● **Objective**:
Search the records below for the word "measures" and show every line where it occurs.

Stored records
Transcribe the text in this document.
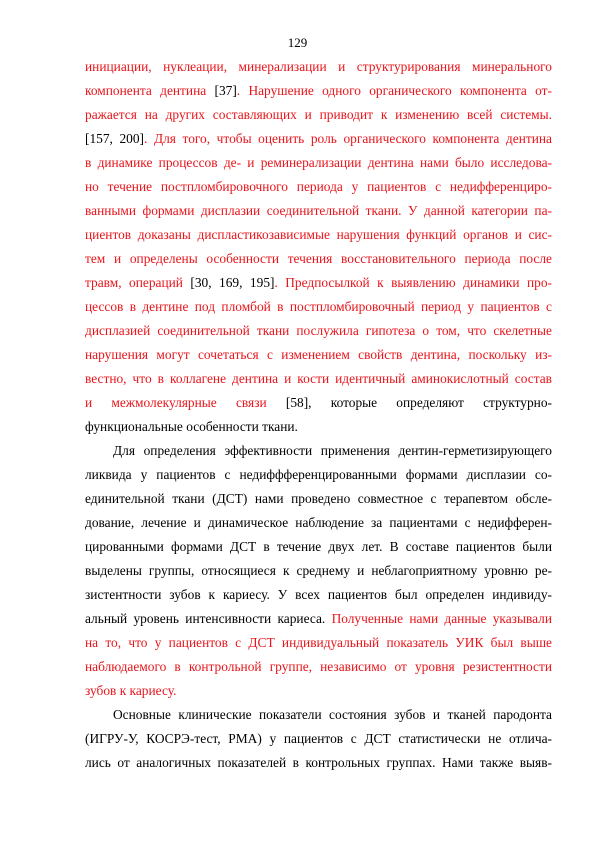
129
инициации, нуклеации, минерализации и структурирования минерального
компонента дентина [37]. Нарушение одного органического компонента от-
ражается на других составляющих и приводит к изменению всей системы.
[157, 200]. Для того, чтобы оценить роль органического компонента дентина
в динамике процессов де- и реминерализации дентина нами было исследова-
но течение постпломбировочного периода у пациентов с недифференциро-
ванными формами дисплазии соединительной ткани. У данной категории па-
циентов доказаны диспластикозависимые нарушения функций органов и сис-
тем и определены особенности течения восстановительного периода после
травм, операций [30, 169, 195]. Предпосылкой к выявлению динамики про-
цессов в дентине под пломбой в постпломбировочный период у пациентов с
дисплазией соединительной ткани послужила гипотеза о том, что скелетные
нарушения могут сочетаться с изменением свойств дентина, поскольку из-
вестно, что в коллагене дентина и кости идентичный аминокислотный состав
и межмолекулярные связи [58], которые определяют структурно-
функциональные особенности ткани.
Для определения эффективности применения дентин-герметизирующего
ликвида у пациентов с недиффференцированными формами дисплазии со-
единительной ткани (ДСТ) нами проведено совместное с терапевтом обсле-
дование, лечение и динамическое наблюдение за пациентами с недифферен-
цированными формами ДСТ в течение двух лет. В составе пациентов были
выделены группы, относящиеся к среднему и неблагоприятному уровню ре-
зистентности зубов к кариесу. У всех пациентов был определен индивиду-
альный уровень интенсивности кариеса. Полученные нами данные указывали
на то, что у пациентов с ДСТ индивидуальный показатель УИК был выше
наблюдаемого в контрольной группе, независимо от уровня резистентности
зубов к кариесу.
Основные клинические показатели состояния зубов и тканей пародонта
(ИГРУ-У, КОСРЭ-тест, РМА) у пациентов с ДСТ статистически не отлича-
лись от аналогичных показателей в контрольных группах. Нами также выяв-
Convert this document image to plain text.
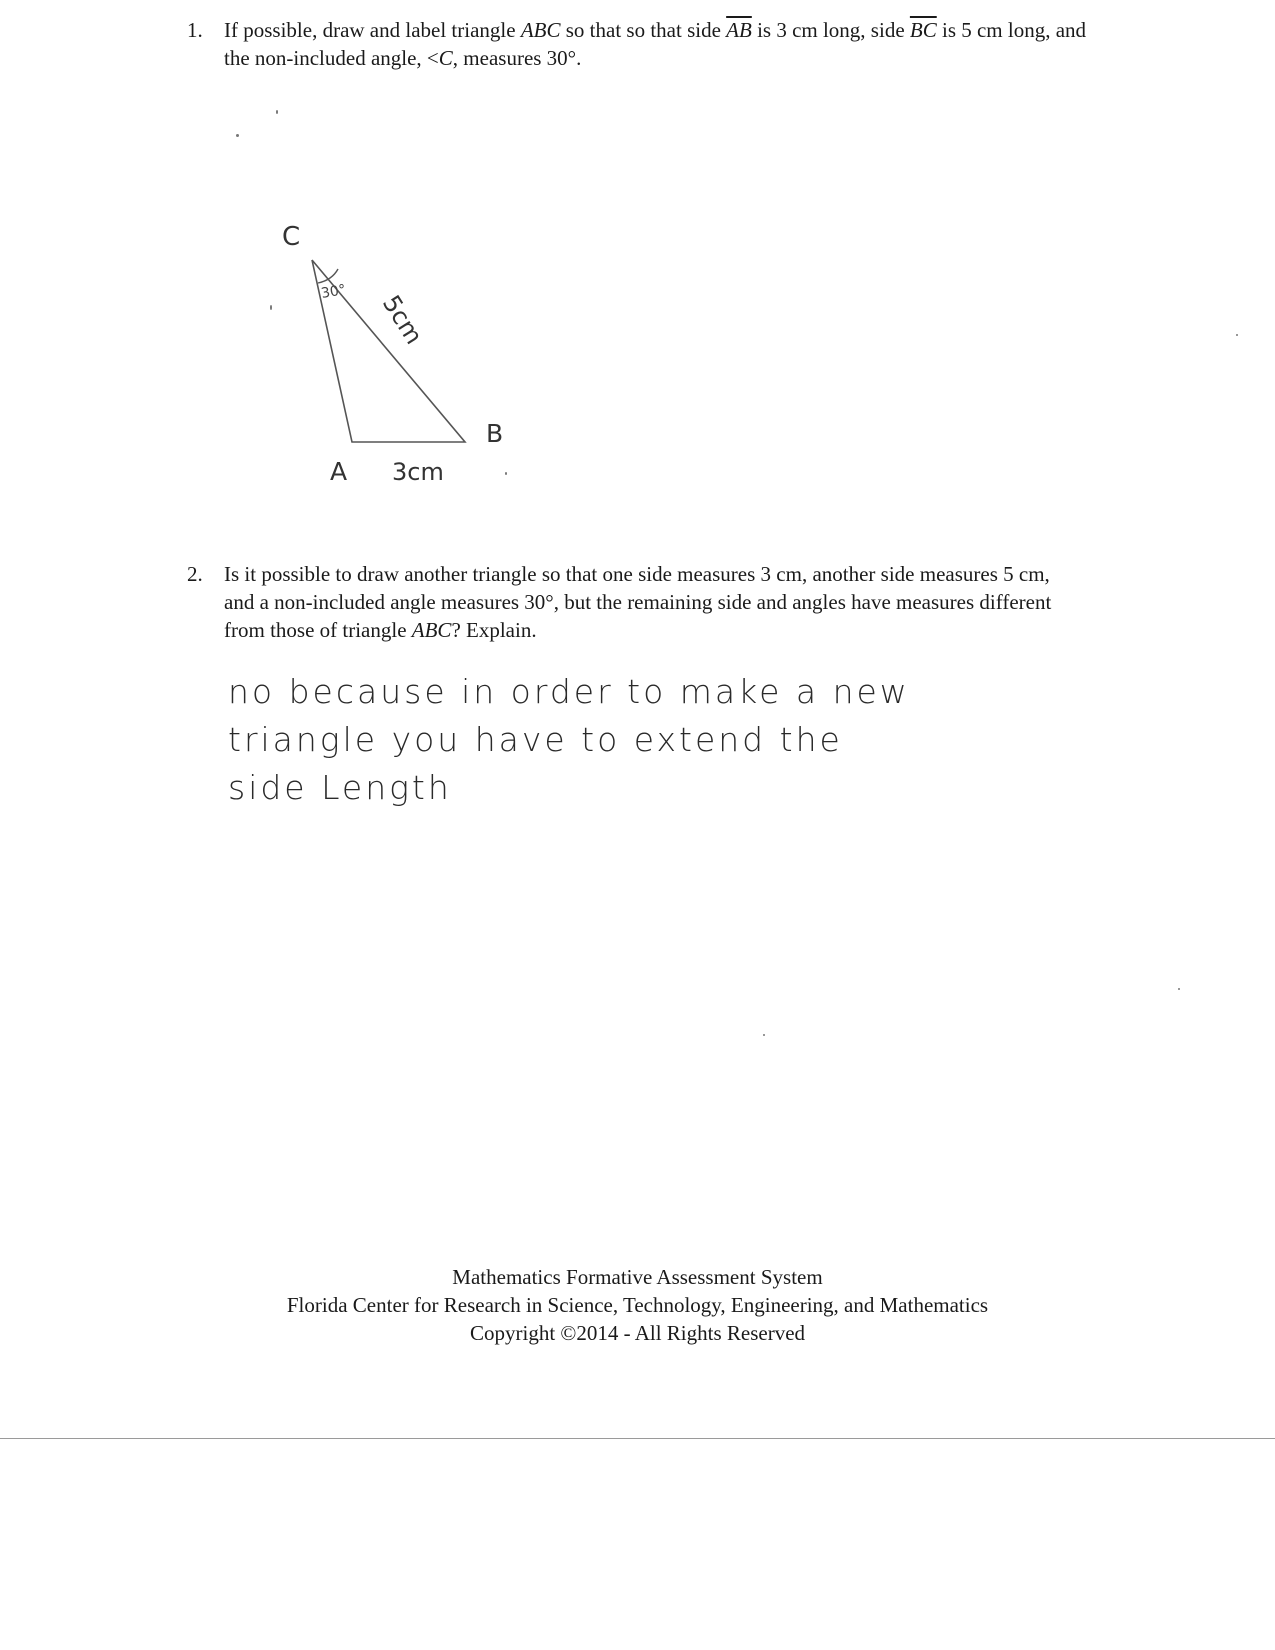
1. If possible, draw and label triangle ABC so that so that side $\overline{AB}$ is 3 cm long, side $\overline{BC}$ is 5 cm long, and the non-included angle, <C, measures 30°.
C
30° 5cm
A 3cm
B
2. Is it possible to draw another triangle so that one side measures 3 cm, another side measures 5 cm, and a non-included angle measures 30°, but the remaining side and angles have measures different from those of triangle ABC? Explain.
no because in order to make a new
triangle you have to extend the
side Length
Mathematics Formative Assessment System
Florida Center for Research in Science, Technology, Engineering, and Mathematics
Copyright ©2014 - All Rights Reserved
---
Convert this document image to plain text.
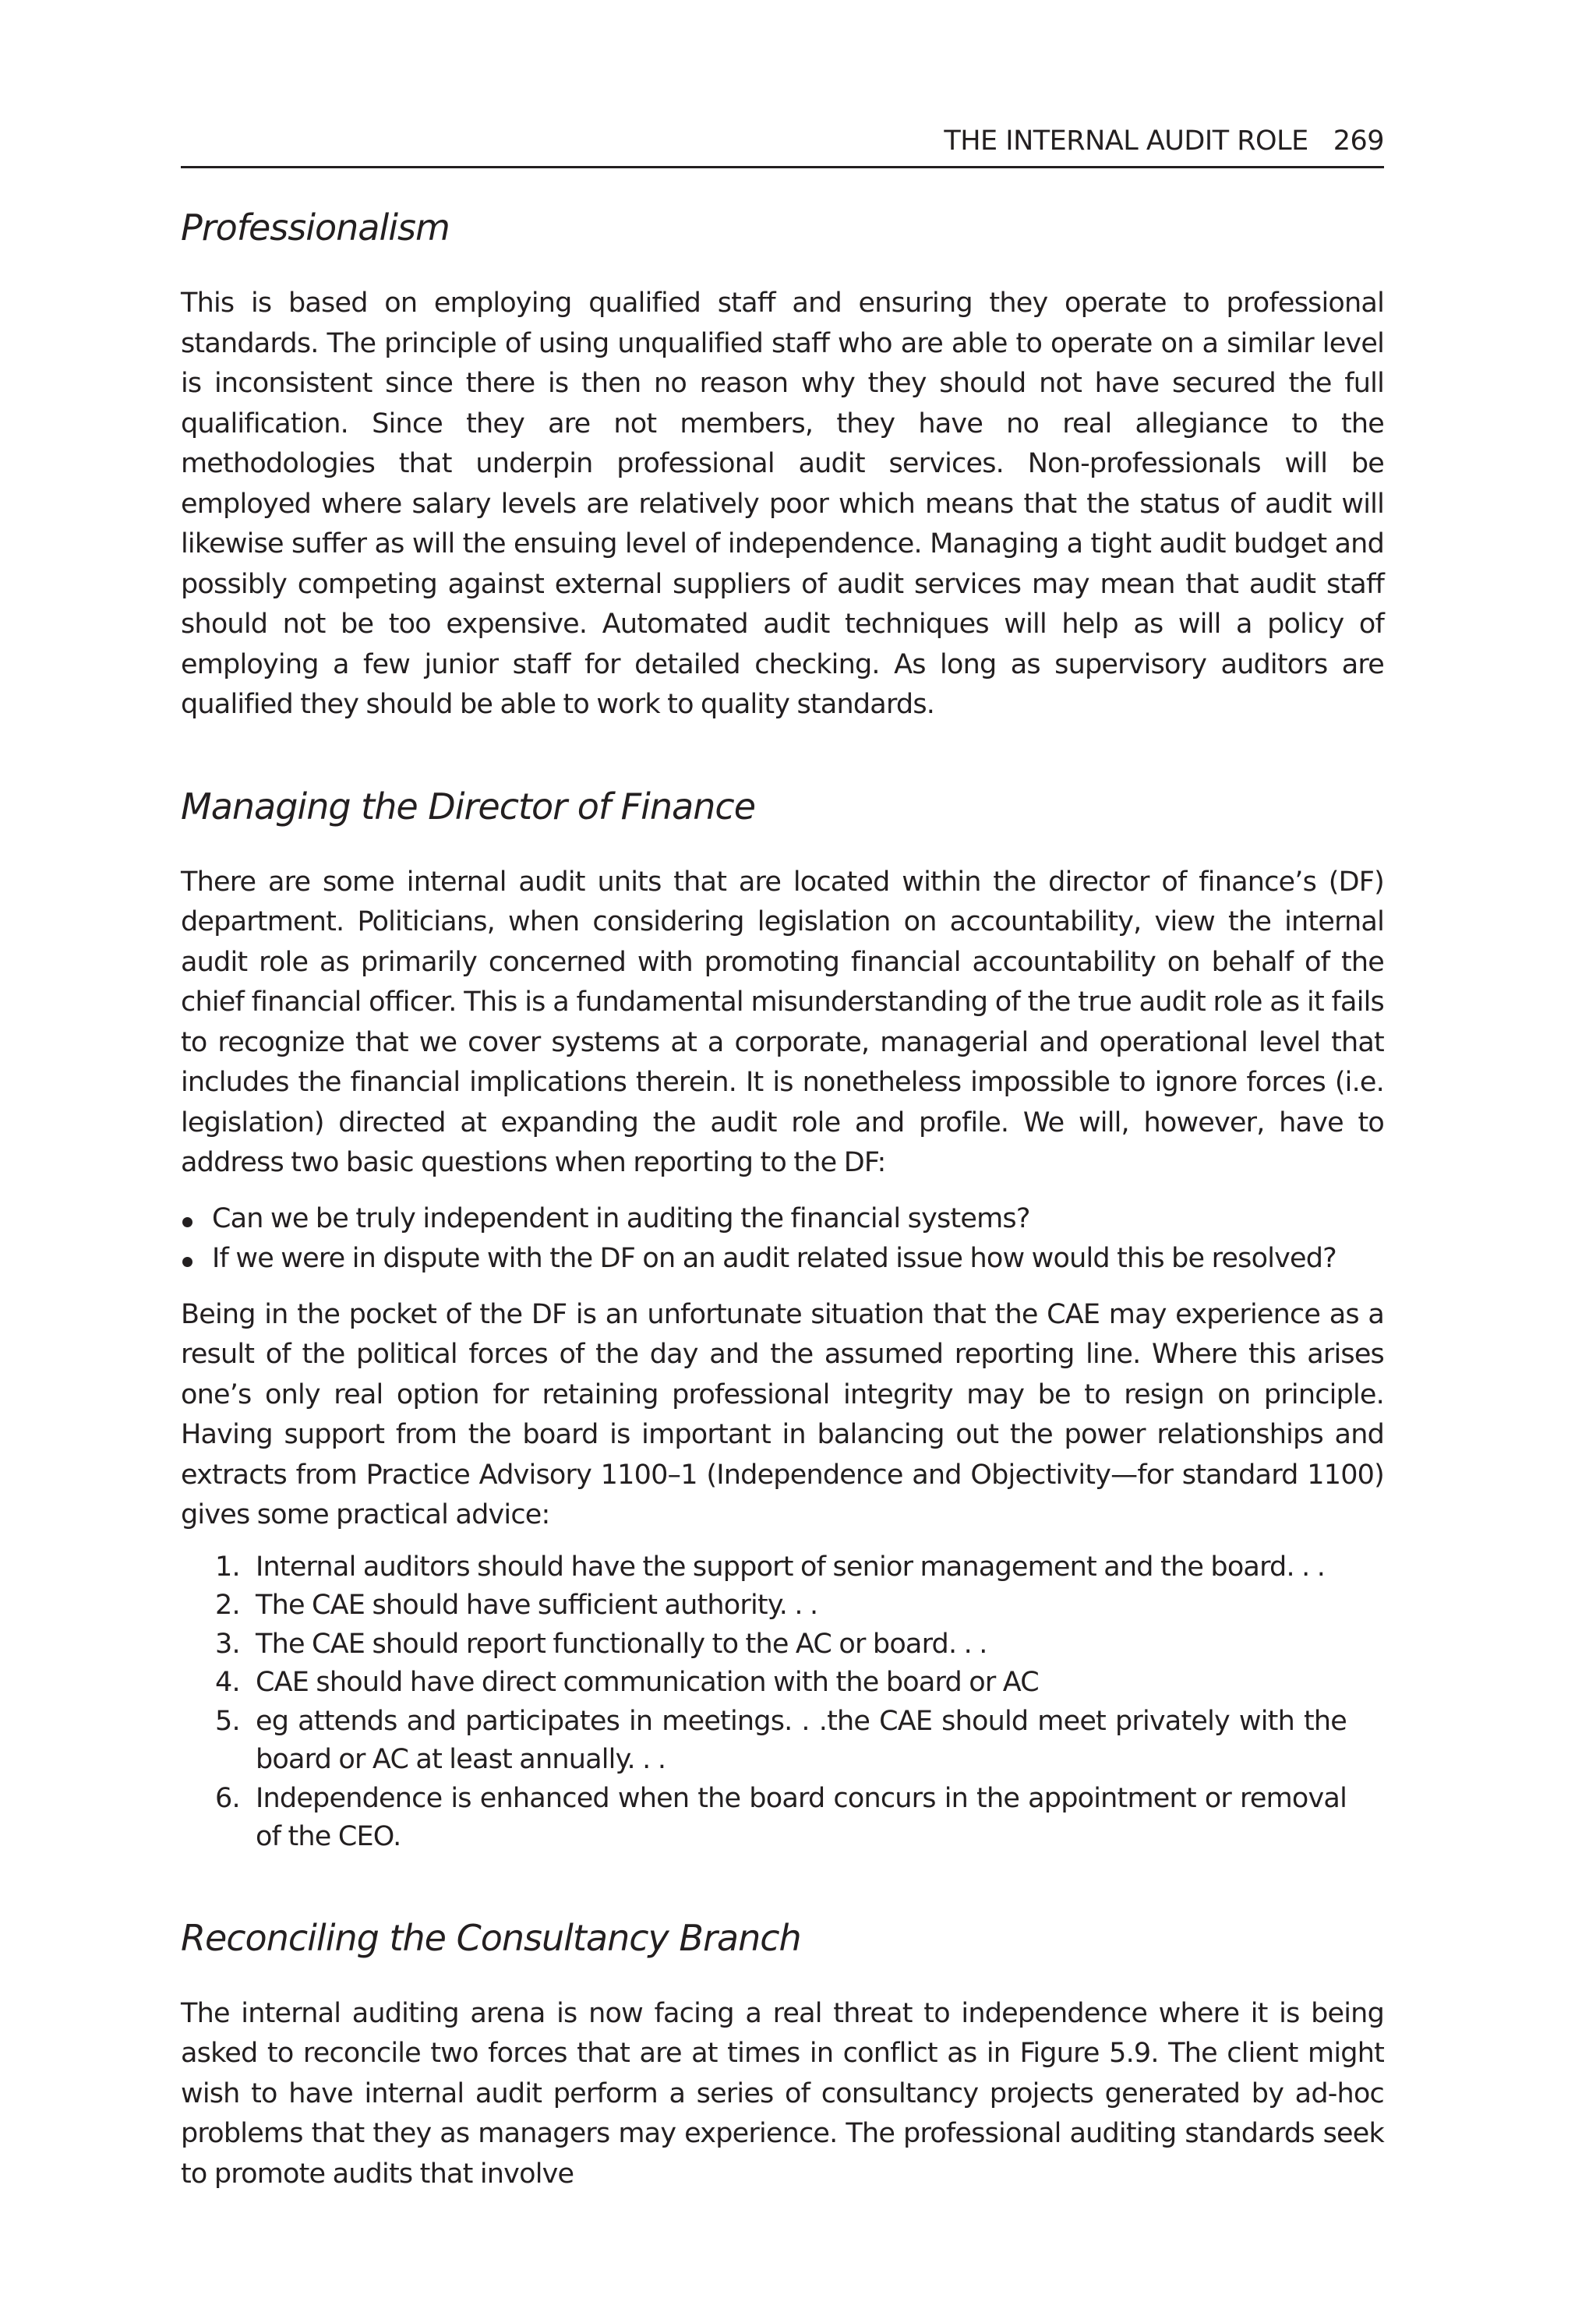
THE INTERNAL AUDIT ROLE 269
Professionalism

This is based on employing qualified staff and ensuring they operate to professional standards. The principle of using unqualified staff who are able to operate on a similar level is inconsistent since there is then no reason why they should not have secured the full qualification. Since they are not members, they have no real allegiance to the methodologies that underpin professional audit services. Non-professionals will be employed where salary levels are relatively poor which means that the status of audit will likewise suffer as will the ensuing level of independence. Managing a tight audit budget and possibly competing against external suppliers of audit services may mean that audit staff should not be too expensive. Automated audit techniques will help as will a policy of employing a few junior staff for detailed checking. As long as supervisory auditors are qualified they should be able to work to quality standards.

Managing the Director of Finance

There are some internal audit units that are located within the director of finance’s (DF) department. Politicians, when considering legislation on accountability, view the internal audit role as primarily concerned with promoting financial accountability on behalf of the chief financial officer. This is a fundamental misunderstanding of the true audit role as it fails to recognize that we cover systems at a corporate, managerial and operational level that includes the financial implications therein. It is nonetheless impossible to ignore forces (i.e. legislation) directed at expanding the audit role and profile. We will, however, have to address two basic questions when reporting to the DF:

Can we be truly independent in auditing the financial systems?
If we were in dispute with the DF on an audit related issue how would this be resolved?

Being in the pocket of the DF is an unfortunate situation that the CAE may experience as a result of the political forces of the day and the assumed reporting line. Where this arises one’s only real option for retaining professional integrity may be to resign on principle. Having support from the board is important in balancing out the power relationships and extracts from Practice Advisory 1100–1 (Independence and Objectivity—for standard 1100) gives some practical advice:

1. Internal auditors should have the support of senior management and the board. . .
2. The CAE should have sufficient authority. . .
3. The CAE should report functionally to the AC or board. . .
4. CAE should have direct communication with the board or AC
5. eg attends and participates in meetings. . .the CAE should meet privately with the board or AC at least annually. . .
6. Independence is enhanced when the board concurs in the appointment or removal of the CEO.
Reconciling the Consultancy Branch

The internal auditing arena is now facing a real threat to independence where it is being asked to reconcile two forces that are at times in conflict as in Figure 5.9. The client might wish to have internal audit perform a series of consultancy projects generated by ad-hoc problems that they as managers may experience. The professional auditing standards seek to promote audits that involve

● **Response**:
1. If possible, draw and label triangle ABC so that so that side $\overline{AB}$ is 3 cm long, side $\overline{BC}$ is 5 cm long, and the non-included angle, <C, measures 30°.
2. Is it possible to draw another triangle so that one side measures 3 cm, another side measures 5 cm, and a non-included angle measures 30°, but the remaining side and angles have measures different from those of triangle ABC? Explain.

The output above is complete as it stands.